▽

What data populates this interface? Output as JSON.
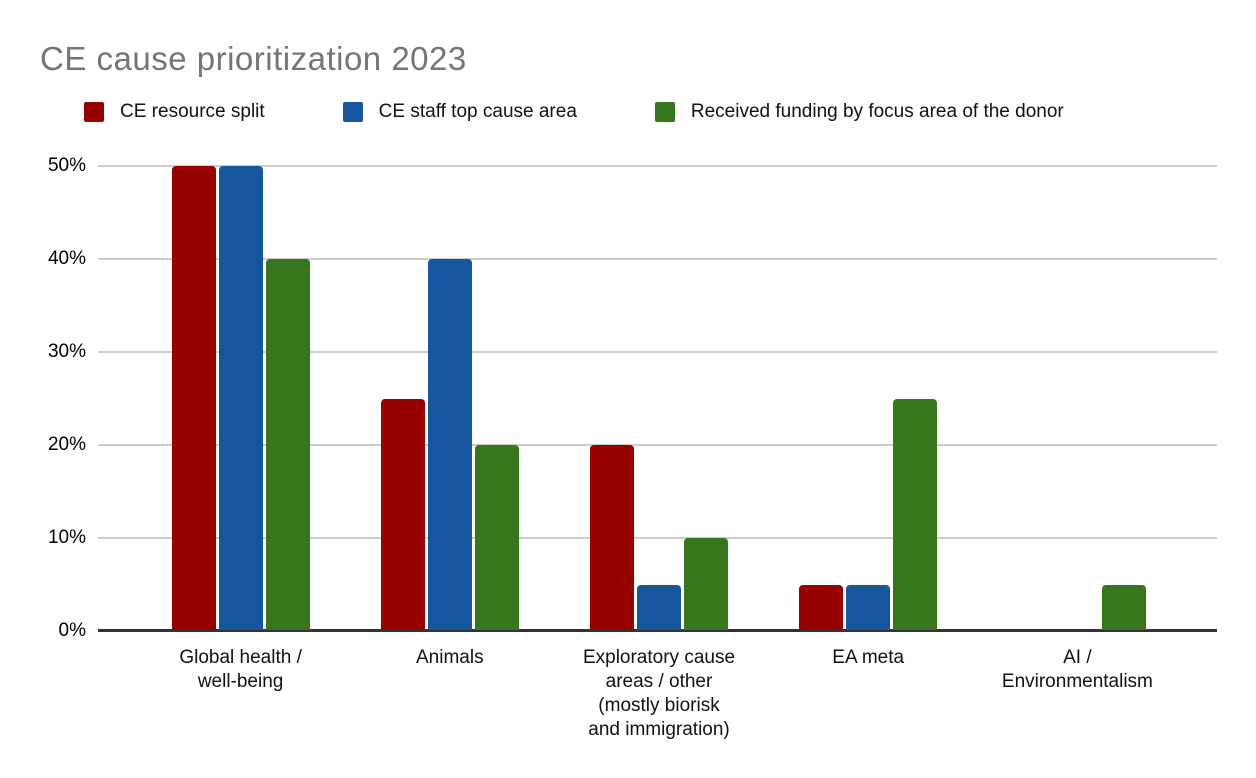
{
  "title": "CE cause prioritization 2023",
  "chart_data": {
    "type": "bar",
    "title": "CE cause prioritization 2023",
    "categories": [
      "Global health / well-being",
      "Animals",
      "Exploratory cause areas / other (mostly biorisk and immigration)",
      "EA meta",
      "AI / Environmentalism"
    ],
    "category_label_lines": [
      [
        "Global health /",
        "well-being"
      ],
      [
        "Animals"
      ],
      [
        "Exploratory cause",
        "areas / other",
        "(mostly biorisk",
        "and immigration)"
      ],
      [
        "EA meta"
      ],
      [
        "AI /",
        "Environmentalism"
      ]
    ],
    "series": [
      {
        "name": "CE resource split",
        "color": "#990000",
        "values": [
          50,
          25,
          20,
          5,
          0
        ]
      },
      {
        "name": "CE staff top cause area",
        "color": "#15569e",
        "values": [
          50,
          40,
          5,
          5,
          0
        ]
      },
      {
        "name": "Received funding by focus area of the donor",
        "color": "#38761d",
        "values": [
          40,
          20,
          10,
          25,
          5
        ]
      }
    ],
    "xlabel": "",
    "ylabel": "",
    "ylim": [
      0,
      50
    ],
    "ytick_step": 10,
    "ytick_labels": [
      "0%",
      "10%",
      "20%",
      "30%",
      "40%",
      "50%"
    ],
    "grid": true,
    "legend_position": "top"
  },
  "colors": {
    "background": "#ffffff",
    "title_text": "#757575",
    "grid": "#cccccc",
    "axis": "#333333",
    "text": "#111111"
  }
}
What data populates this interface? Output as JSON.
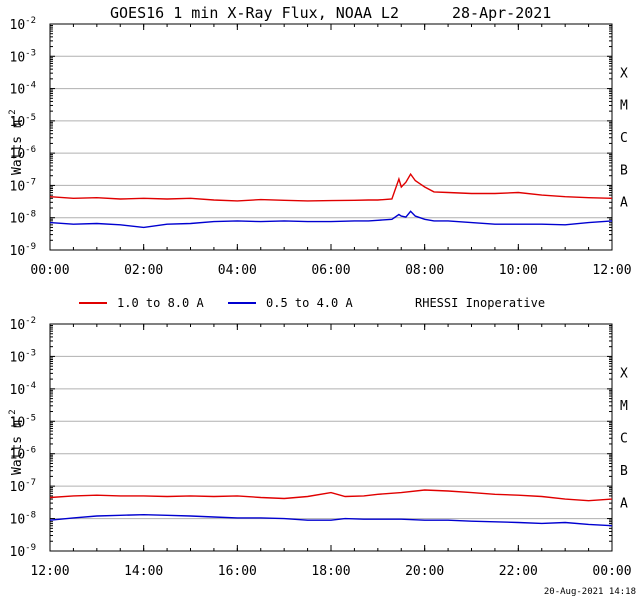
{
  "title": "GOES16  1 min  X-Ray Flux, NOAA L2",
  "date": "28-Apr-2021",
  "timestamp": "20-Aug-2021 14:18",
  "ylabel_base": "Watts m",
  "ylabel_exp": "-2",
  "y_tick_base": "10",
  "flare_classes": [
    "X",
    "M",
    "C",
    "B",
    "A"
  ],
  "legend": [
    {
      "label": "1.0 to 8.0 A",
      "color": "#e00000"
    },
    {
      "label": "0.5 to 4.0 A",
      "color": "#0000d0"
    }
  ],
  "note": "RHESSI Inoperative",
  "chart_data": [
    {
      "type": "line",
      "xlim": [
        0,
        12
      ],
      "ylim_log10": [
        -9,
        -2
      ],
      "yscale": "log",
      "grid": "horizontal",
      "xtick_labels": [
        "00:00",
        "02:00",
        "04:00",
        "06:00",
        "08:00",
        "10:00",
        "12:00"
      ],
      "ytick_exponents": [
        "-2",
        "-3",
        "-4",
        "-5",
        "-6",
        "-7",
        "-8",
        "-9"
      ],
      "series": [
        {
          "name": "1.0 to 8.0 A",
          "color": "#e00000",
          "x": [
            0,
            0.5,
            1,
            1.5,
            2,
            2.5,
            3,
            3.5,
            4,
            4.5,
            5,
            5.5,
            6,
            6.5,
            6.8,
            7,
            7.3,
            7.45,
            7.5,
            7.6,
            7.7,
            7.8,
            7.9,
            8,
            8.2,
            8.5,
            9,
            9.5,
            10,
            10.5,
            11,
            11.5,
            12
          ],
          "log10": [
            -7.35,
            -7.4,
            -7.38,
            -7.42,
            -7.4,
            -7.42,
            -7.4,
            -7.45,
            -7.48,
            -7.44,
            -7.46,
            -7.48,
            -7.47,
            -7.46,
            -7.45,
            -7.45,
            -7.42,
            -6.8,
            -7.05,
            -6.9,
            -6.65,
            -6.85,
            -6.95,
            -7.05,
            -7.2,
            -7.22,
            -7.25,
            -7.25,
            -7.22,
            -7.3,
            -7.35,
            -7.38,
            -7.4
          ]
        },
        {
          "name": "0.5 to 4.0 A",
          "color": "#0000d0",
          "x": [
            0,
            0.5,
            1,
            1.5,
            2,
            2.5,
            3,
            3.5,
            4,
            4.5,
            5,
            5.5,
            6,
            6.5,
            6.8,
            7,
            7.3,
            7.45,
            7.5,
            7.6,
            7.7,
            7.8,
            7.9,
            8,
            8.2,
            8.5,
            9,
            9.5,
            10,
            10.5,
            11,
            11.5,
            12
          ],
          "log10": [
            -8.15,
            -8.2,
            -8.18,
            -8.22,
            -8.3,
            -8.2,
            -8.18,
            -8.12,
            -8.1,
            -8.12,
            -8.1,
            -8.12,
            -8.12,
            -8.1,
            -8.1,
            -8.08,
            -8.05,
            -7.9,
            -7.95,
            -7.98,
            -7.8,
            -7.95,
            -8.0,
            -8.05,
            -8.1,
            -8.1,
            -8.15,
            -8.2,
            -8.2,
            -8.2,
            -8.22,
            -8.15,
            -8.1
          ]
        }
      ]
    },
    {
      "type": "line",
      "xlim": [
        12,
        24
      ],
      "ylim_log10": [
        -9,
        -2
      ],
      "yscale": "log",
      "grid": "horizontal",
      "xtick_labels": [
        "12:00",
        "14:00",
        "16:00",
        "18:00",
        "20:00",
        "22:00",
        "00:00"
      ],
      "ytick_exponents": [
        "-2",
        "-3",
        "-4",
        "-5",
        "-6",
        "-7",
        "-8",
        "-9"
      ],
      "series": [
        {
          "name": "1.0 to 8.0 A",
          "color": "#e00000",
          "x": [
            12,
            12.5,
            13,
            13.5,
            14,
            14.5,
            15,
            15.5,
            16,
            16.5,
            17,
            17.5,
            18,
            18.3,
            18.7,
            19,
            19.5,
            20,
            20.5,
            21,
            21.5,
            22,
            22.5,
            23,
            23.5,
            24
          ],
          "log10": [
            -7.35,
            -7.3,
            -7.28,
            -7.3,
            -7.3,
            -7.32,
            -7.3,
            -7.32,
            -7.3,
            -7.35,
            -7.38,
            -7.32,
            -7.2,
            -7.32,
            -7.3,
            -7.25,
            -7.2,
            -7.12,
            -7.15,
            -7.2,
            -7.25,
            -7.28,
            -7.32,
            -7.4,
            -7.45,
            -7.4
          ]
        },
        {
          "name": "0.5 to 4.0 A",
          "color": "#0000d0",
          "x": [
            12,
            12.5,
            13,
            13.5,
            14,
            14.5,
            15,
            15.5,
            16,
            16.5,
            17,
            17.5,
            18,
            18.3,
            18.7,
            19,
            19.5,
            20,
            20.5,
            21,
            21.5,
            22,
            22.5,
            23,
            23.5,
            24
          ],
          "log10": [
            -8.05,
            -7.98,
            -7.92,
            -7.9,
            -7.88,
            -7.9,
            -7.92,
            -7.95,
            -7.98,
            -7.98,
            -8.0,
            -8.05,
            -8.05,
            -8.0,
            -8.02,
            -8.02,
            -8.02,
            -8.05,
            -8.05,
            -8.08,
            -8.1,
            -8.12,
            -8.15,
            -8.12,
            -8.18,
            -8.22
          ]
        }
      ]
    }
  ]
}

△

_Given exercise_
Only a number is wanted: how many lines contain "well"?

_The response_
2